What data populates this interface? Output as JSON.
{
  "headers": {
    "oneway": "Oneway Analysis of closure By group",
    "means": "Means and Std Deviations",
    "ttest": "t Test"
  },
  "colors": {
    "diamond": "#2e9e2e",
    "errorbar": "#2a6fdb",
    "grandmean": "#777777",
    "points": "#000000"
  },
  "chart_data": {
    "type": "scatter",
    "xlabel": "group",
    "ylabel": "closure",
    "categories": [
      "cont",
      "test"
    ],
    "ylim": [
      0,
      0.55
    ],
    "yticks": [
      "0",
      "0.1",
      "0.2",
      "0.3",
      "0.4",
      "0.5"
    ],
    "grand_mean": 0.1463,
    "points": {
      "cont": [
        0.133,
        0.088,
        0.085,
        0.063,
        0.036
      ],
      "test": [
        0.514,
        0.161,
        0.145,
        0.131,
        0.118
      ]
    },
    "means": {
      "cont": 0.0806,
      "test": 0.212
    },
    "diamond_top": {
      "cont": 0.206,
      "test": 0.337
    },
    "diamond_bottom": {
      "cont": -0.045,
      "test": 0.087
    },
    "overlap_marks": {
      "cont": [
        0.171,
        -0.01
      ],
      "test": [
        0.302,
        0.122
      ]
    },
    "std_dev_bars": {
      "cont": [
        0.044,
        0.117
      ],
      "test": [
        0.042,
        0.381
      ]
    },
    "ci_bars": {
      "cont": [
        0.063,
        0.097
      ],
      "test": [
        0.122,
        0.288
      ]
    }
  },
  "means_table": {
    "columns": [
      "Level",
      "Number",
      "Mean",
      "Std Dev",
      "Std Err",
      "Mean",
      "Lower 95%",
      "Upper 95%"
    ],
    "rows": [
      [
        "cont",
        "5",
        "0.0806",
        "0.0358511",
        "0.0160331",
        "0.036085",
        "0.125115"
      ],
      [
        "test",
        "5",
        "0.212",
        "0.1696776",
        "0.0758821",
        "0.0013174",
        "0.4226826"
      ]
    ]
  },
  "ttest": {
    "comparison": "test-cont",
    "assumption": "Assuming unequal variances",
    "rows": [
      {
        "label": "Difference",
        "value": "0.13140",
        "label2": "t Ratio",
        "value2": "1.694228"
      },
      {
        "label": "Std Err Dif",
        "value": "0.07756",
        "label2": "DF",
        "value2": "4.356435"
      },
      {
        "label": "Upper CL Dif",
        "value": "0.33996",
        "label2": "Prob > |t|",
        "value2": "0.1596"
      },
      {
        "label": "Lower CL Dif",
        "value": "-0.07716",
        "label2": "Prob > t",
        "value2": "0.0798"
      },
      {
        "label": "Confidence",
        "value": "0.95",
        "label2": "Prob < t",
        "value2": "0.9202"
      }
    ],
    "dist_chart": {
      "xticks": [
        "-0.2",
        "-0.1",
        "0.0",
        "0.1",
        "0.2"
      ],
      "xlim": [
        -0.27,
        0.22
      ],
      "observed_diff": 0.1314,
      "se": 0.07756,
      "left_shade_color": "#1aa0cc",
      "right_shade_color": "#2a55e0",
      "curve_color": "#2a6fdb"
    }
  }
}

_ _ _ _ _ _ _

### Required task
Produce a verbatim transcription of the entries above.

### Answer to this task
What data populates this interface? Output as JSON.
{
  "headers": {
    "oneway": "Oneway Analysis of closure By group",
    "means": "Means and Std Deviations",
    "ttest": "t Test"
  },
  "colors": {
    "diamond": "#2e9e2e",
    "errorbar": "#2a6fdb",
    "grandmean": "#777777",
    "points": "#000000"
  },
  "chart_data": {
    "type": "scatter",
    "xlabel": "group",
    "ylabel": "closure",
    "categories": [
      "cont",
      "test"
    ],
    "ylim": [
      0,
      0.55
    ],
    "yticks": [
      "0",
      "0.1",
      "0.2",
      "0.3",
      "0.4",
      "0.5"
    ],
    "grand_mean": 0.1463,
    "points": {
      "cont": [
        0.133,
        0.088,
        0.085,
        0.063,
        0.036
      ],
      "test": [
        0.514,
        0.161,
        0.145,
        0.131,
        0.118
      ]
    },
    "means": {
      "cont": 0.0806,
      "test": 0.212
    },
    "diamond_top": {
      "cont": 0.206,
      "test": 0.337
    },
    "diamond_bottom": {
      "cont": -0.045,
      "test": 0.087
    },
    "overlap_marks": {
      "cont": [
        0.171,
        -0.01
      ],
      "test": [
        0.302,
        0.122
      ]
    },
    "std_dev_bars": {
      "cont": [
        0.044,
        0.117
      ],
      "test": [
        0.042,
        0.381
      ]
    },
    "ci_bars": {
      "cont": [
        0.063,
        0.097
      ],
      "test": [
        0.122,
        0.288
      ]
    }
  },
  "means_table": {
    "columns": [
      "Level",
      "Number",
      "Mean",
      "Std Dev",
      "Std Err",
      "Mean",
      "Lower 95%",
      "Upper 95%"
    ],
    "rows": [
      [
        "cont",
        "5",
        "0.0806",
        "0.0358511",
        "0.0160331",
        "0.036085",
        "0.125115"
      ],
      [
        "test",
        "5",
        "0.212",
        "0.1696776",
        "0.0758821",
        "0.0013174",
        "0.4226826"
      ]
    ]
  },
  "ttest": {
    "comparison": "test-cont",
    "assumption": "Assuming unequal variances",
    "rows": [
      {
        "label": "Difference",
        "value": "0.13140",
        "label2": "t Ratio",
        "value2": "1.694228"
      },
      {
        "label": "Std Err Dif",
        "value": "0.07756",
        "label2": "DF",
        "value2": "4.356435"
      },
      {
        "label": "Upper CL Dif",
        "value": "0.33996",
        "label2": "Prob > |t|",
        "value2": "0.1596"
      },
      {
        "label": "Lower CL Dif",
        "value": "-0.07716",
        "label2": "Prob > t",
        "value2": "0.0798"
      },
      {
        "label": "Confidence",
        "value": "0.95",
        "label2": "Prob < t",
        "value2": "0.9202"
      }
    ],
    "dist_chart": {
      "xticks": [
        "-0.2",
        "-0.1",
        "0.0",
        "0.1",
        "0.2"
      ],
      "xlim": [
        -0.27,
        0.22
      ],
      "observed_diff": 0.1314,
      "se": 0.07756,
      "left_shade_color": "#1aa0cc",
      "right_shade_color": "#2a55e0",
      "curve_color": "#2a6fdb"
    }
  }
}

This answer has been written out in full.